=== Brief ===
Copy out each line featuring the string "Mulungu" from the entries beneath.
-------- Information shown
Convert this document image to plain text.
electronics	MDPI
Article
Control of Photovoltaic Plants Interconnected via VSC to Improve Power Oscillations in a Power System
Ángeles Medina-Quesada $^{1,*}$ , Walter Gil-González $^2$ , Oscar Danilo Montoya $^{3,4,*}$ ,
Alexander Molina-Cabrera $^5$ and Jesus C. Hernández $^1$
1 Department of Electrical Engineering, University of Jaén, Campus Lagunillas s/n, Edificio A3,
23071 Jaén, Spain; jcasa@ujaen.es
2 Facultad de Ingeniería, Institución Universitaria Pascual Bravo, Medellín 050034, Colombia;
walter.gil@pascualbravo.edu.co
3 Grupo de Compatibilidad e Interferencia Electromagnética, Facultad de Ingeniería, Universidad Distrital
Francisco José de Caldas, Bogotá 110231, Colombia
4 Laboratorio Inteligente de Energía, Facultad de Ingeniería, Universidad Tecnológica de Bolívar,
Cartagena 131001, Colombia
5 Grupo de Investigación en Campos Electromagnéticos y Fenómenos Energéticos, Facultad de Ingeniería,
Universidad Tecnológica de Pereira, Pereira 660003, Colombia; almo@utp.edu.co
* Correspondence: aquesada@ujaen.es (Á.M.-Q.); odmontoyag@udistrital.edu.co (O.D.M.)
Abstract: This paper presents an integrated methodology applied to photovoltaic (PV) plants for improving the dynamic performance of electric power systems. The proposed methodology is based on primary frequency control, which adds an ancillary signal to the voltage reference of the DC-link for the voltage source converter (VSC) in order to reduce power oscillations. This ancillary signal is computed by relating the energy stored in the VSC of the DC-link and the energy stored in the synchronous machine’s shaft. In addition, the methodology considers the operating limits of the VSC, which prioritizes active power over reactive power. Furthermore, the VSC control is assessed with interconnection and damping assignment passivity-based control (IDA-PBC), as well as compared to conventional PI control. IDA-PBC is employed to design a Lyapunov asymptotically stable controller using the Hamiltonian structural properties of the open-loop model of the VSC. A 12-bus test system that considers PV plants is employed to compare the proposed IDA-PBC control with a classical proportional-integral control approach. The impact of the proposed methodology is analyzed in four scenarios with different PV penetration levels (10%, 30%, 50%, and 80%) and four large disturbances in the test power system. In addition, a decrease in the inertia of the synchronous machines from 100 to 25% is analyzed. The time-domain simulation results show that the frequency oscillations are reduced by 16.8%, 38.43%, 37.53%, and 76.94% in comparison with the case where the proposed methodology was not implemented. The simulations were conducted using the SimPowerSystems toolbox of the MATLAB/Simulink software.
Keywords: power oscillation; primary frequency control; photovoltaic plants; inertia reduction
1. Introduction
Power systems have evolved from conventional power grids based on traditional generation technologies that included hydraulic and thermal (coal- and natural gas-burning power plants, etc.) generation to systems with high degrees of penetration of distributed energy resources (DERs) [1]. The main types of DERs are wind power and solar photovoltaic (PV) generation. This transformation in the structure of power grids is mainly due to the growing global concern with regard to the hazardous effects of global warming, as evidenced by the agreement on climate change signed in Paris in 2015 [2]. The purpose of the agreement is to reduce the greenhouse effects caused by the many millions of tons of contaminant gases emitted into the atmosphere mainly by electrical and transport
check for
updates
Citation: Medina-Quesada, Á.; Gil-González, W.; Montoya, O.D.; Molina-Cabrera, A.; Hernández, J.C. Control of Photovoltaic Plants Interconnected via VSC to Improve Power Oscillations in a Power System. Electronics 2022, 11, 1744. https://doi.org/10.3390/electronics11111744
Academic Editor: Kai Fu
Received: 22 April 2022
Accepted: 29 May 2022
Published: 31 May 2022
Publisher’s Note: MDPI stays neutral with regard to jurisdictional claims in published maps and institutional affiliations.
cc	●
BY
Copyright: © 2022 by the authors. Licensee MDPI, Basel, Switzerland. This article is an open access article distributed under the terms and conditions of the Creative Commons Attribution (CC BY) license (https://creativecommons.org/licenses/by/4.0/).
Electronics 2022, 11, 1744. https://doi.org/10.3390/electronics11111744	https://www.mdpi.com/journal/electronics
----------------
-------- Information shown
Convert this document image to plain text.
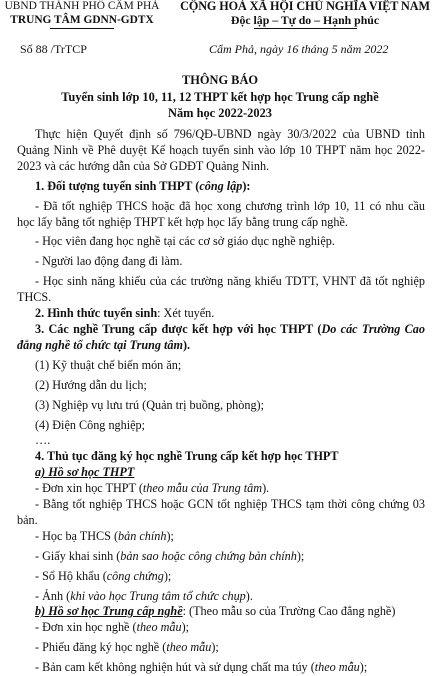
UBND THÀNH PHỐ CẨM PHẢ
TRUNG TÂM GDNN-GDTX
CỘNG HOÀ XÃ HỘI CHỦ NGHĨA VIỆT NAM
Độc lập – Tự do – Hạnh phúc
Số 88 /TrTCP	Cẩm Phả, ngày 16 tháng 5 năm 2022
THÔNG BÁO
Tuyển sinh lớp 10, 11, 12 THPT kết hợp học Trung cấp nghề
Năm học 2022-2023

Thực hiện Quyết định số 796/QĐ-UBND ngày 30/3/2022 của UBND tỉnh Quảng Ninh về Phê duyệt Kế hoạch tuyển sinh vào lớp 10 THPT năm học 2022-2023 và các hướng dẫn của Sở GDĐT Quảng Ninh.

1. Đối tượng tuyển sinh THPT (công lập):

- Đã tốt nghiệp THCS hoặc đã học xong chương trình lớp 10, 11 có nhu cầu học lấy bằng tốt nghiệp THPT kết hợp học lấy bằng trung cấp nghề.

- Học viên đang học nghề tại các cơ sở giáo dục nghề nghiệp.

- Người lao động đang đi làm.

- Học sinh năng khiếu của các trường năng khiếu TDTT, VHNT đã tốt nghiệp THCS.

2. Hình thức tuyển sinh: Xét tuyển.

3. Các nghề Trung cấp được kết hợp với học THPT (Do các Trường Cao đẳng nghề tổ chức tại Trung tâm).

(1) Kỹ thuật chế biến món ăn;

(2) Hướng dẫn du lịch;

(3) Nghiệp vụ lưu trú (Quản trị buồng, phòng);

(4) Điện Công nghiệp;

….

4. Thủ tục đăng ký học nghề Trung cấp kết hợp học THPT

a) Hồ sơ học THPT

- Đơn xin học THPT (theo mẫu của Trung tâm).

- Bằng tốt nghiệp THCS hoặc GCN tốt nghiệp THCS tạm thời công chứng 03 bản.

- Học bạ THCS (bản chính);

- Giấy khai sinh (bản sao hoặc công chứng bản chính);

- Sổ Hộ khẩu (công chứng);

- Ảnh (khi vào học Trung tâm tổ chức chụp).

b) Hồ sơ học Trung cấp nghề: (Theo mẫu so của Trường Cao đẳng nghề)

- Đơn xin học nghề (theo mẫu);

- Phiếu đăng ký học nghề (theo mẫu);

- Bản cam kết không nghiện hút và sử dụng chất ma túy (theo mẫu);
----------------
-------- Information shown
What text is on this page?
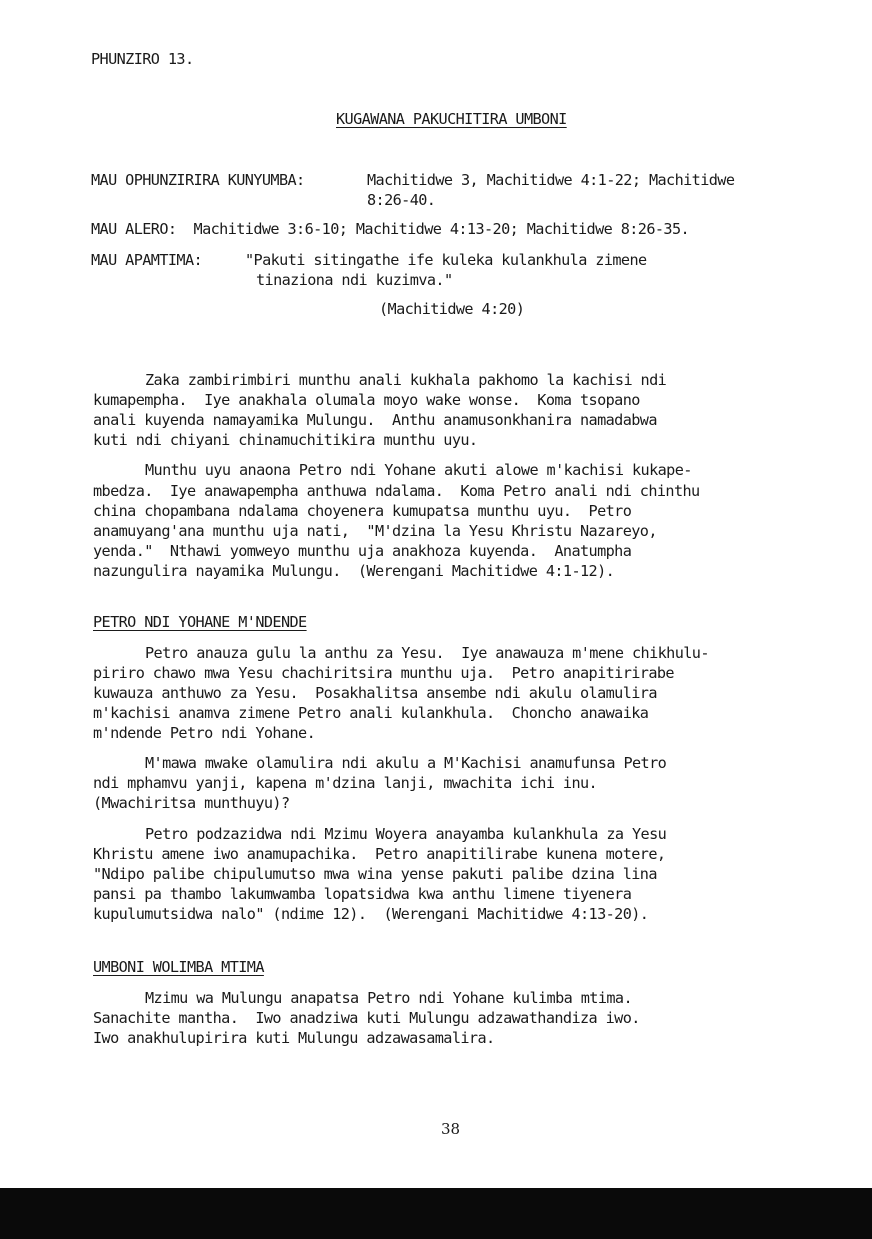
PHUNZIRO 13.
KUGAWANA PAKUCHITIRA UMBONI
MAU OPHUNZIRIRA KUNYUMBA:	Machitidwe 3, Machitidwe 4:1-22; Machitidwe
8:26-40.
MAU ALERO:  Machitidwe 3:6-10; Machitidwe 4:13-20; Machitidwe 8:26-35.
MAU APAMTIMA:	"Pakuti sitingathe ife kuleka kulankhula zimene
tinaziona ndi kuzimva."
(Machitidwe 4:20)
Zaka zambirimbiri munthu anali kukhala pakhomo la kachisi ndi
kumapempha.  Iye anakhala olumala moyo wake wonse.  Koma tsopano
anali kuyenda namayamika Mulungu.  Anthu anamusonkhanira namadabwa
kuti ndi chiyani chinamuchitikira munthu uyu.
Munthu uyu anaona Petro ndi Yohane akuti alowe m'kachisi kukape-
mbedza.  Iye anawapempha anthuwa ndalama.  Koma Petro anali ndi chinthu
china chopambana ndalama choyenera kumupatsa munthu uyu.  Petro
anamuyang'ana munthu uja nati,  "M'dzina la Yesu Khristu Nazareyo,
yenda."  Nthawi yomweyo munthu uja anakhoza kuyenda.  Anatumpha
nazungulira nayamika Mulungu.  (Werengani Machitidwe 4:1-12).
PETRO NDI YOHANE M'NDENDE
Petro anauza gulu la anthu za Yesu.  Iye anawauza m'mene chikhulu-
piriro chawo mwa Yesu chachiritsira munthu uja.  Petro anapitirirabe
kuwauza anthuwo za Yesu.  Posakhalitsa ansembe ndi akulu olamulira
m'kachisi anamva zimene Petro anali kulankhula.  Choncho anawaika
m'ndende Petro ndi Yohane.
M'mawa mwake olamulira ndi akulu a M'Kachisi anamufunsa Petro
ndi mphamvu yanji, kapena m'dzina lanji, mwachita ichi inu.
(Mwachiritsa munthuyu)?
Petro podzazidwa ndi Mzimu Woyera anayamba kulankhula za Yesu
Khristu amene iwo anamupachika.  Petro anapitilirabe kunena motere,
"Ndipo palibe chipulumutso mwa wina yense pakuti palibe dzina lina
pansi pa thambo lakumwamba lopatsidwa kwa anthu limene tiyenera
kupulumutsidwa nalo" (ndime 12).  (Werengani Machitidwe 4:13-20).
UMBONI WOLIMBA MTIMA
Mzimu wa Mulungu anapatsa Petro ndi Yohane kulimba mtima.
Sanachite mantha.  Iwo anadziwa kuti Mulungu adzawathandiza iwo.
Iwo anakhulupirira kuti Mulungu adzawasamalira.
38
----------------
=== Solution for this task ===
anali kuyenda namayamika Mulungu.  Anthu anamusonkhanira namadabwa
nazungulira nayamika Mulungu.  (Werengani Machitidwe 4:1-12).
Mzimu wa Mulungu anapatsa Petro ndi Yohane kulimba mtima.
Sanachite mantha.  Iwo anadziwa kuti Mulungu adzawathandiza iwo.
Iwo anakhulupirira kuti Mulungu adzawasamalira.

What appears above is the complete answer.